• **Exercise goal**:
Please copy all of the entries exactly, but drop every picture.

• **Recorded data**:
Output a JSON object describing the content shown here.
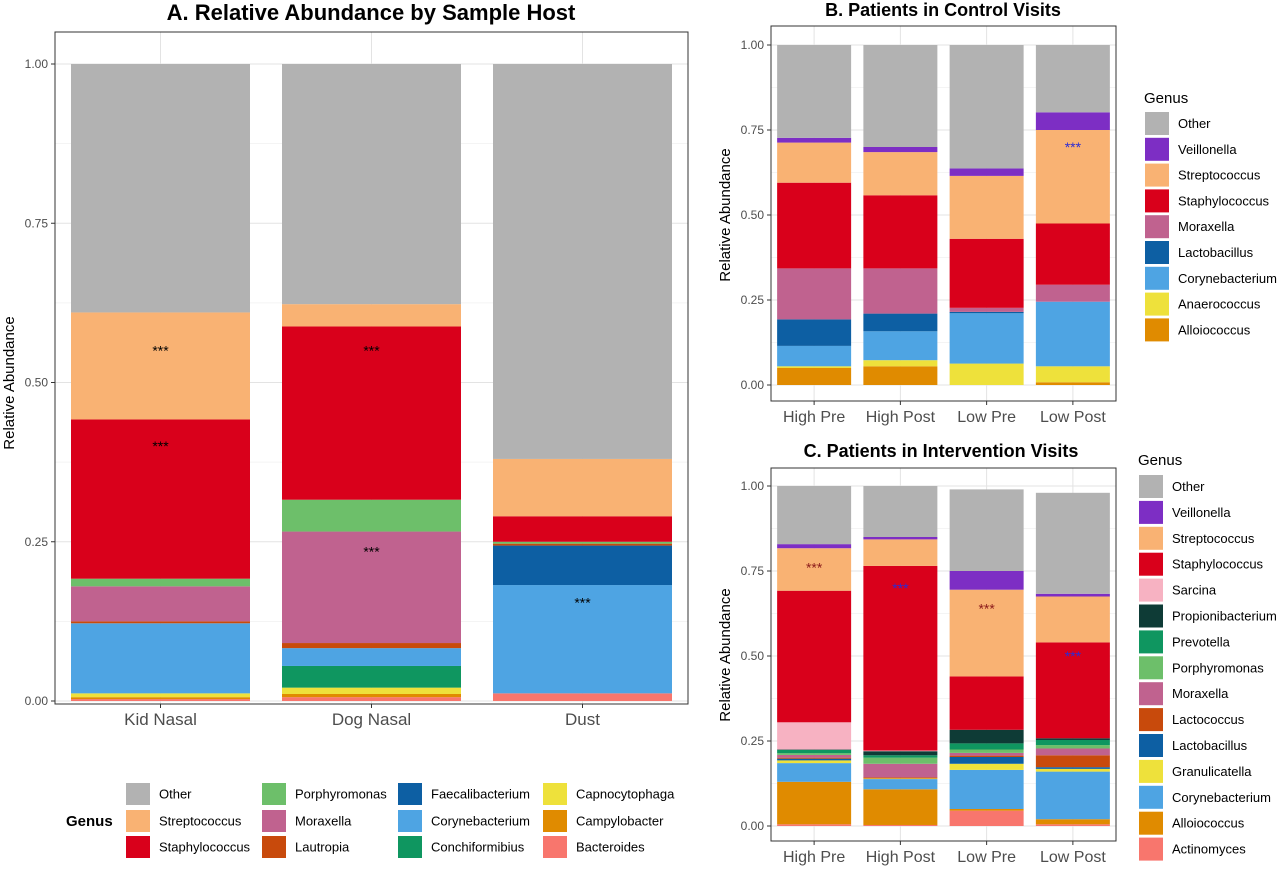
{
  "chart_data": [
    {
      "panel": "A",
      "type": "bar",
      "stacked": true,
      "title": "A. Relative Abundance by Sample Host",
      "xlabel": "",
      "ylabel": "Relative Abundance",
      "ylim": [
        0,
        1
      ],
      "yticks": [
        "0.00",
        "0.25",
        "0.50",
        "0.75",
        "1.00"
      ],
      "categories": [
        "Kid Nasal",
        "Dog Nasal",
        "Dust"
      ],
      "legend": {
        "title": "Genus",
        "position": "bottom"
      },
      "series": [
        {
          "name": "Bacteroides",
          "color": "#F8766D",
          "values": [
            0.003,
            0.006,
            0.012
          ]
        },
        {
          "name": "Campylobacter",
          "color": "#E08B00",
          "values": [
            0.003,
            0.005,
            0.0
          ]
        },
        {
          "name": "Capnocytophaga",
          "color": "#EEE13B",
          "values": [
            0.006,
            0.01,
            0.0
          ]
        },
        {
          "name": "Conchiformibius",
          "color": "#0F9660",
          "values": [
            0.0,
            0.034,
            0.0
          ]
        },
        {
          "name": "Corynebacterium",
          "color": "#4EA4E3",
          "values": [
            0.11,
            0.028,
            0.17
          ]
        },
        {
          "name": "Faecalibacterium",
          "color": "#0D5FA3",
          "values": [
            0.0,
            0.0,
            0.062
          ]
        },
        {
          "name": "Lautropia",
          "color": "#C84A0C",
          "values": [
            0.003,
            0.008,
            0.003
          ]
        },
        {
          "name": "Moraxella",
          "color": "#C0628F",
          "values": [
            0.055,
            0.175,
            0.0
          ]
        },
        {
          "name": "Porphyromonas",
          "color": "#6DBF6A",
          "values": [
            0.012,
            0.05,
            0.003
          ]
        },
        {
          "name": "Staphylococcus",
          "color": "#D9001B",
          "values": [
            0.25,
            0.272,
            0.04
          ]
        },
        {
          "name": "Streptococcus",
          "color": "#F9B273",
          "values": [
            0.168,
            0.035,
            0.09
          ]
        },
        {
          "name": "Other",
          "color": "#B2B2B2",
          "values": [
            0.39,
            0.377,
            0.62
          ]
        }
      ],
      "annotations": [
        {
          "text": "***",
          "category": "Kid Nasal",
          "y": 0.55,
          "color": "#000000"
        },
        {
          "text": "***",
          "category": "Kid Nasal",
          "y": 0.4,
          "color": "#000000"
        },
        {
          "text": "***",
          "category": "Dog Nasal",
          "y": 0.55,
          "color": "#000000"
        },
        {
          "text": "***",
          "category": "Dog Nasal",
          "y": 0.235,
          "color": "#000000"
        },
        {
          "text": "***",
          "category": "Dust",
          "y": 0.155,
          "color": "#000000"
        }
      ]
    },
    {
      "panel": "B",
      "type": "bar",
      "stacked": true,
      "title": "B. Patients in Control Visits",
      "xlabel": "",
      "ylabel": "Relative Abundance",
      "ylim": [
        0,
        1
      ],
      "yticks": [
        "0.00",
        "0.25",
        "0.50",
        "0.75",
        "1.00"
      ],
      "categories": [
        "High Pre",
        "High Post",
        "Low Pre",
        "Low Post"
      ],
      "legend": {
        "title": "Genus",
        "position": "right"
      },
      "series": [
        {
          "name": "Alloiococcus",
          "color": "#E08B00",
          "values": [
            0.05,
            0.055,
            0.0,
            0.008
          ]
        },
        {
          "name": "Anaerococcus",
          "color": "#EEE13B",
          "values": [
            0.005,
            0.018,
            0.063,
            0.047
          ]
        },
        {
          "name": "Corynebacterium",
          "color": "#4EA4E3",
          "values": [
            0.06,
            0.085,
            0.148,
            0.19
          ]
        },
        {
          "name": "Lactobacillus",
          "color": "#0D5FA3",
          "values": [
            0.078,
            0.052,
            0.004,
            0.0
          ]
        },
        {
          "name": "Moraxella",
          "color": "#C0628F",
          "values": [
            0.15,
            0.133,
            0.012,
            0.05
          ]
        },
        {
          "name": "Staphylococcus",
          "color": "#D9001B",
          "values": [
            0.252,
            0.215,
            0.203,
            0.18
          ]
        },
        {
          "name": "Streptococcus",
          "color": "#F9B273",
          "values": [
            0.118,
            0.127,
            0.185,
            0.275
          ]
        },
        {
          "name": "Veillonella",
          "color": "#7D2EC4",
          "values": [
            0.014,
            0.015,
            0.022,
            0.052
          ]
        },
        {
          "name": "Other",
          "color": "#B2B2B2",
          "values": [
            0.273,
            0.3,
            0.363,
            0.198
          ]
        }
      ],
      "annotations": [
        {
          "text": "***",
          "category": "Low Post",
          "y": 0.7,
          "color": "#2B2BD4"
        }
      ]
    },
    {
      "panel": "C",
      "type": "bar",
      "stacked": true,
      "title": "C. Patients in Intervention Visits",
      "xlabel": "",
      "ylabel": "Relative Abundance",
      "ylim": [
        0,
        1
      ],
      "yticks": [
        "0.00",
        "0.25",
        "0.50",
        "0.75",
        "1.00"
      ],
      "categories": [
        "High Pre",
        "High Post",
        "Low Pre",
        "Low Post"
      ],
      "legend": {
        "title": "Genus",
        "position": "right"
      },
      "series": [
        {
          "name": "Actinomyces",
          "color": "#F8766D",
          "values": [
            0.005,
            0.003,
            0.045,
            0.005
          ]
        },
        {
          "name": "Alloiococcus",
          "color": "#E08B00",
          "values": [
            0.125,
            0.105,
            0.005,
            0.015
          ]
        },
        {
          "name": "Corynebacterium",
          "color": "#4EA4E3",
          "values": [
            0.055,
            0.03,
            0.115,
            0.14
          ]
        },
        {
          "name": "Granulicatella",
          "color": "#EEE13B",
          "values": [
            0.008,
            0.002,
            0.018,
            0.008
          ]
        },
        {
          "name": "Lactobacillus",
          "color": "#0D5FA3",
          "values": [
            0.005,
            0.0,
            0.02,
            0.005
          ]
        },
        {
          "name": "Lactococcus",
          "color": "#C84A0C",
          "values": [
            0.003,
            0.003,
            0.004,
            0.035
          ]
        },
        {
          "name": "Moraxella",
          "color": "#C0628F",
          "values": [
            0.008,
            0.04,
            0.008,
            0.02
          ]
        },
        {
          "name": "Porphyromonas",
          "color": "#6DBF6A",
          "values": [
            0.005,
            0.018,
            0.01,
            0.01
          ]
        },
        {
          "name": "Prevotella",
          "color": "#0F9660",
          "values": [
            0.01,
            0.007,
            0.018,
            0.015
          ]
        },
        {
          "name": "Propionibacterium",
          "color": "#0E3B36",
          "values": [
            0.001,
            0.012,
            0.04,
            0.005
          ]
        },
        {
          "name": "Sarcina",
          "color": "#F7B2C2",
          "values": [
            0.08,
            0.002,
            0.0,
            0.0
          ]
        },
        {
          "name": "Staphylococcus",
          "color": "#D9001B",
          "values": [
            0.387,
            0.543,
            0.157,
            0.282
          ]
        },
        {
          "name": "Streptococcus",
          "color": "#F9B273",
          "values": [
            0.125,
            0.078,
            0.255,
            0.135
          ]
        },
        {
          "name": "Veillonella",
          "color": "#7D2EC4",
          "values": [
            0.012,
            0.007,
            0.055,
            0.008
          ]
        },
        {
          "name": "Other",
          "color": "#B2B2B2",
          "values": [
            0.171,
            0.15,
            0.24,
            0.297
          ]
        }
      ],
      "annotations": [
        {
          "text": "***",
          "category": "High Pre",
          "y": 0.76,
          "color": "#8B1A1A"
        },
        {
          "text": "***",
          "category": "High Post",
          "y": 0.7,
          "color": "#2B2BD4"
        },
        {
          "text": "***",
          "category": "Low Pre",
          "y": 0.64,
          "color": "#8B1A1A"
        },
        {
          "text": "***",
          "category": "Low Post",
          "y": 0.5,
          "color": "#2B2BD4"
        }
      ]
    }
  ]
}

• **Exercise answer**:
Output a JSON object describing the content shown here.
{
  "chart_data": [
    {
      "panel": "A",
      "type": "bar",
      "stacked": true,
      "title": "A. Relative Abundance by Sample Host",
      "xlabel": "",
      "ylabel": "Relative Abundance",
      "ylim": [
        0,
        1
      ],
      "yticks": [
        "0.00",
        "0.25",
        "0.50",
        "0.75",
        "1.00"
      ],
      "categories": [
        "Kid Nasal",
        "Dog Nasal",
        "Dust"
      ],
      "legend": {
        "title": "Genus",
        "position": "bottom"
      },
      "series": [
        {
          "name": "Bacteroides",
          "color": "#F8766D",
          "values": [
            0.003,
            0.006,
            0.012
          ]
        },
        {
          "name": "Campylobacter",
          "color": "#E08B00",
          "values": [
            0.003,
            0.005,
            0.0
          ]
        },
        {
          "name": "Capnocytophaga",
          "color": "#EEE13B",
          "values": [
            0.006,
            0.01,
            0.0
          ]
        },
        {
          "name": "Conchiformibius",
          "color": "#0F9660",
          "values": [
            0.0,
            0.034,
            0.0
          ]
        },
        {
          "name": "Corynebacterium",
          "color": "#4EA4E3",
          "values": [
            0.11,
            0.028,
            0.17
          ]
        },
        {
          "name": "Faecalibacterium",
          "color": "#0D5FA3",
          "values": [
            0.0,
            0.0,
            0.062
          ]
        },
        {
          "name": "Lautropia",
          "color": "#C84A0C",
          "values": [
            0.003,
            0.008,
            0.003
          ]
        },
        {
          "name": "Moraxella",
          "color": "#C0628F",
          "values": [
            0.055,
            0.175,
            0.0
          ]
        },
        {
          "name": "Porphyromonas",
          "color": "#6DBF6A",
          "values": [
            0.012,
            0.05,
            0.003
          ]
        },
        {
          "name": "Staphylococcus",
          "color": "#D9001B",
          "values": [
            0.25,
            0.272,
            0.04
          ]
        },
        {
          "name": "Streptococcus",
          "color": "#F9B273",
          "values": [
            0.168,
            0.035,
            0.09
          ]
        },
        {
          "name": "Other",
          "color": "#B2B2B2",
          "values": [
            0.39,
            0.377,
            0.62
          ]
        }
      ],
      "annotations": [
        {
          "text": "***",
          "category": "Kid Nasal",
          "y": 0.55,
          "color": "#000000"
        },
        {
          "text": "***",
          "category": "Kid Nasal",
          "y": 0.4,
          "color": "#000000"
        },
        {
          "text": "***",
          "category": "Dog Nasal",
          "y": 0.55,
          "color": "#000000"
        },
        {
          "text": "***",
          "category": "Dog Nasal",
          "y": 0.235,
          "color": "#000000"
        },
        {
          "text": "***",
          "category": "Dust",
          "y": 0.155,
          "color": "#000000"
        }
      ]
    },
    {
      "panel": "B",
      "type": "bar",
      "stacked": true,
      "title": "B. Patients in Control Visits",
      "xlabel": "",
      "ylabel": "Relative Abundance",
      "ylim": [
        0,
        1
      ],
      "yticks": [
        "0.00",
        "0.25",
        "0.50",
        "0.75",
        "1.00"
      ],
      "categories": [
        "High Pre",
        "High Post",
        "Low Pre",
        "Low Post"
      ],
      "legend": {
        "title": "Genus",
        "position": "right"
      },
      "series": [
        {
          "name": "Alloiococcus",
          "color": "#E08B00",
          "values": [
            0.05,
            0.055,
            0.0,
            0.008
          ]
        },
        {
          "name": "Anaerococcus",
          "color": "#EEE13B",
          "values": [
            0.005,
            0.018,
            0.063,
            0.047
          ]
        },
        {
          "name": "Corynebacterium",
          "color": "#4EA4E3",
          "values": [
            0.06,
            0.085,
            0.148,
            0.19
          ]
        },
        {
          "name": "Lactobacillus",
          "color": "#0D5FA3",
          "values": [
            0.078,
            0.052,
            0.004,
            0.0
          ]
        },
        {
          "name": "Moraxella",
          "color": "#C0628F",
          "values": [
            0.15,
            0.133,
            0.012,
            0.05
          ]
        },
        {
          "name": "Staphylococcus",
          "color": "#D9001B",
          "values": [
            0.252,
            0.215,
            0.203,
            0.18
          ]
        },
        {
          "name": "Streptococcus",
          "color": "#F9B273",
          "values": [
            0.118,
            0.127,
            0.185,
            0.275
          ]
        },
        {
          "name": "Veillonella",
          "color": "#7D2EC4",
          "values": [
            0.014,
            0.015,
            0.022,
            0.052
          ]
        },
        {
          "name": "Other",
          "color": "#B2B2B2",
          "values": [
            0.273,
            0.3,
            0.363,
            0.198
          ]
        }
      ],
      "annotations": [
        {
          "text": "***",
          "category": "Low Post",
          "y": 0.7,
          "color": "#2B2BD4"
        }
      ]
    },
    {
      "panel": "C",
      "type": "bar",
      "stacked": true,
      "title": "C. Patients in Intervention Visits",
      "xlabel": "",
      "ylabel": "Relative Abundance",
      "ylim": [
        0,
        1
      ],
      "yticks": [
        "0.00",
        "0.25",
        "0.50",
        "0.75",
        "1.00"
      ],
      "categories": [
        "High Pre",
        "High Post",
        "Low Pre",
        "Low Post"
      ],
      "legend": {
        "title": "Genus",
        "position": "right"
      },
      "series": [
        {
          "name": "Actinomyces",
          "color": "#F8766D",
          "values": [
            0.005,
            0.003,
            0.045,
            0.005
          ]
        },
        {
          "name": "Alloiococcus",
          "color": "#E08B00",
          "values": [
            0.125,
            0.105,
            0.005,
            0.015
          ]
        },
        {
          "name": "Corynebacterium",
          "color": "#4EA4E3",
          "values": [
            0.055,
            0.03,
            0.115,
            0.14
          ]
        },
        {
          "name": "Granulicatella",
          "color": "#EEE13B",
          "values": [
            0.008,
            0.002,
            0.018,
            0.008
          ]
        },
        {
          "name": "Lactobacillus",
          "color": "#0D5FA3",
          "values": [
            0.005,
            0.0,
            0.02,
            0.005
          ]
        },
        {
          "name": "Lactococcus",
          "color": "#C84A0C",
          "values": [
            0.003,
            0.003,
            0.004,
            0.035
          ]
        },
        {
          "name": "Moraxella",
          "color": "#C0628F",
          "values": [
            0.008,
            0.04,
            0.008,
            0.02
          ]
        },
        {
          "name": "Porphyromonas",
          "color": "#6DBF6A",
          "values": [
            0.005,
            0.018,
            0.01,
            0.01
          ]
        },
        {
          "name": "Prevotella",
          "color": "#0F9660",
          "values": [
            0.01,
            0.007,
            0.018,
            0.015
          ]
        },
        {
          "name": "Propionibacterium",
          "color": "#0E3B36",
          "values": [
            0.001,
            0.012,
            0.04,
            0.005
          ]
        },
        {
          "name": "Sarcina",
          "color": "#F7B2C2",
          "values": [
            0.08,
            0.002,
            0.0,
            0.0
          ]
        },
        {
          "name": "Staphylococcus",
          "color": "#D9001B",
          "values": [
            0.387,
            0.543,
            0.157,
            0.282
          ]
        },
        {
          "name": "Streptococcus",
          "color": "#F9B273",
          "values": [
            0.125,
            0.078,
            0.255,
            0.135
          ]
        },
        {
          "name": "Veillonella",
          "color": "#7D2EC4",
          "values": [
            0.012,
            0.007,
            0.055,
            0.008
          ]
        },
        {
          "name": "Other",
          "color": "#B2B2B2",
          "values": [
            0.171,
            0.15,
            0.24,
            0.297
          ]
        }
      ],
      "annotations": [
        {
          "text": "***",
          "category": "High Pre",
          "y": 0.76,
          "color": "#8B1A1A"
        },
        {
          "text": "***",
          "category": "High Post",
          "y": 0.7,
          "color": "#2B2BD4"
        },
        {
          "text": "***",
          "category": "Low Pre",
          "y": 0.64,
          "color": "#8B1A1A"
        },
        {
          "text": "***",
          "category": "Low Post",
          "y": 0.5,
          "color": "#2B2BD4"
        }
      ]
    }
  ]
}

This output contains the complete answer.